- EXERCISE -
List all lines in the material below that contain "условия".

- RECORDS SUPPLIED -
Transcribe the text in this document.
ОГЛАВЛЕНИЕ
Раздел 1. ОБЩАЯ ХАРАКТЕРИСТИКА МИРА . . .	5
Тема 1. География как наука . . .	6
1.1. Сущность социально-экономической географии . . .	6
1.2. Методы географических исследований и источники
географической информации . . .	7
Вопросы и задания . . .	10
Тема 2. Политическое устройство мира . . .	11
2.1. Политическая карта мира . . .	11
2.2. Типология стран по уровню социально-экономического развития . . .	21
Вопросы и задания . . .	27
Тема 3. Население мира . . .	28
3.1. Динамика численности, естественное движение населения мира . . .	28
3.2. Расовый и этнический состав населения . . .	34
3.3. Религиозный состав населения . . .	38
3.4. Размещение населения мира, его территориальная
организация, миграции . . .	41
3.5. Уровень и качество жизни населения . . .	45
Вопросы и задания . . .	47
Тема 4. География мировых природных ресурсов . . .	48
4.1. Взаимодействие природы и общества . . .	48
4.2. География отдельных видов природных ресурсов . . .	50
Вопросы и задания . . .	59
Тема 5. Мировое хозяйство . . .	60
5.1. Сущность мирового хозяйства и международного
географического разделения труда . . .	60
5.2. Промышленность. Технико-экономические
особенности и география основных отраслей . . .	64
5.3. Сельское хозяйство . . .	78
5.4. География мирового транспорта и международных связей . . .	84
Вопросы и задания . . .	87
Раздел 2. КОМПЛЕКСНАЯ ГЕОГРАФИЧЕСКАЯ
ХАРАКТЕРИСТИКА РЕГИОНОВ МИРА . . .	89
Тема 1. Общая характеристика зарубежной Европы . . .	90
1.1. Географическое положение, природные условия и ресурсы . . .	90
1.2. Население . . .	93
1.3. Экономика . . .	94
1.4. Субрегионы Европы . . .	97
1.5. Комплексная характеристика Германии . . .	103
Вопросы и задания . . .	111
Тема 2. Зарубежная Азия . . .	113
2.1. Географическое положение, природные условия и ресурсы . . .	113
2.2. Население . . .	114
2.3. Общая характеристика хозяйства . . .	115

- RESULT OF THE EXERCISE -
1.1. Географическое положение, природные условия и ресурсы . . .	90
2.1. Географическое положение, природные условия и ресурсы . . .	113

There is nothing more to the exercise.